- **EXERCISE OBJECTIVE**
Reproduce the listing below exactly. Pictures do not belong in the copy.

-------- DATA PROVIDED --------

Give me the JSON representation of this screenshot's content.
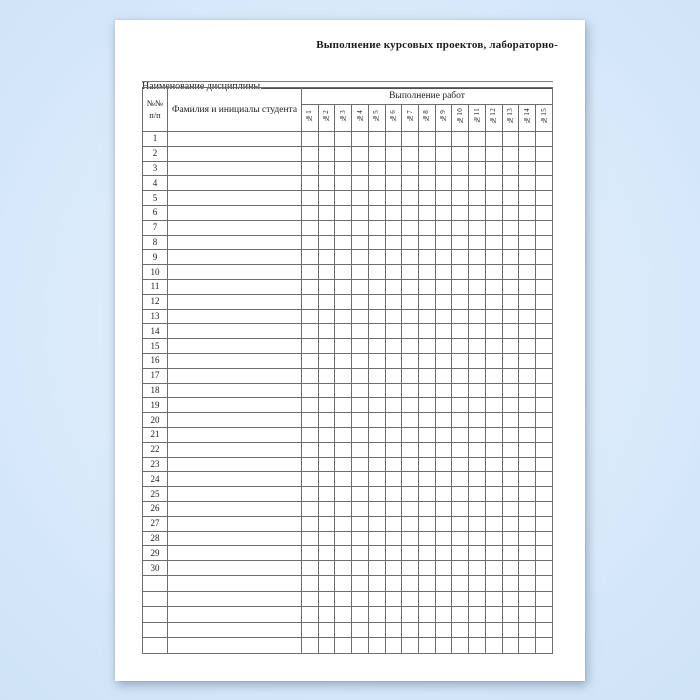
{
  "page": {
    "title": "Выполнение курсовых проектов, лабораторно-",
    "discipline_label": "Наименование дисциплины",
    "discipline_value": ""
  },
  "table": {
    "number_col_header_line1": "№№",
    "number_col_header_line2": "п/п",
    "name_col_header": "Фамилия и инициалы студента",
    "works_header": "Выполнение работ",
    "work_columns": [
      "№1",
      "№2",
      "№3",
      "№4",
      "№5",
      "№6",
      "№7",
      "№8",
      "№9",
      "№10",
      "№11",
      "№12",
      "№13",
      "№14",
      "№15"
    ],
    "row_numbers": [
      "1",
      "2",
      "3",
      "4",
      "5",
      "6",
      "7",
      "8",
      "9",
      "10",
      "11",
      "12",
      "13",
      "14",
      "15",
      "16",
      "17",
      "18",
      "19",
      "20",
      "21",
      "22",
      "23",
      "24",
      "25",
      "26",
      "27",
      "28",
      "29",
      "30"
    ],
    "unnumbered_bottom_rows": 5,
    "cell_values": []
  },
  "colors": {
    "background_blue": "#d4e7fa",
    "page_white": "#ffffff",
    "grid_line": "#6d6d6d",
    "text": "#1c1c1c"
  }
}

--------

- **RESPONSE TO THIS TASK**
Give me the JSON representation of this screenshot's content.
{
  "page": {
    "title": "Выполнение курсовых проектов, лабораторно-",
    "discipline_label": "Наименование дисциплины",
    "discipline_value": ""
  },
  "table": {
    "number_col_header_line1": "№№",
    "number_col_header_line2": "п/п",
    "name_col_header": "Фамилия и инициалы студента",
    "works_header": "Выполнение работ",
    "work_columns": [
      "№1",
      "№2",
      "№3",
      "№4",
      "№5",
      "№6",
      "№7",
      "№8",
      "№9",
      "№10",
      "№11",
      "№12",
      "№13",
      "№14",
      "№15"
    ],
    "row_numbers": [
      "1",
      "2",
      "3",
      "4",
      "5",
      "6",
      "7",
      "8",
      "9",
      "10",
      "11",
      "12",
      "13",
      "14",
      "15",
      "16",
      "17",
      "18",
      "19",
      "20",
      "21",
      "22",
      "23",
      "24",
      "25",
      "26",
      "27",
      "28",
      "29",
      "30"
    ],
    "unnumbered_bottom_rows": 5,
    "cell_values": []
  },
  "colors": {
    "background_blue": "#d4e7fa",
    "page_white": "#ffffff",
    "grid_line": "#6d6d6d",
    "text": "#1c1c1c"
  }
}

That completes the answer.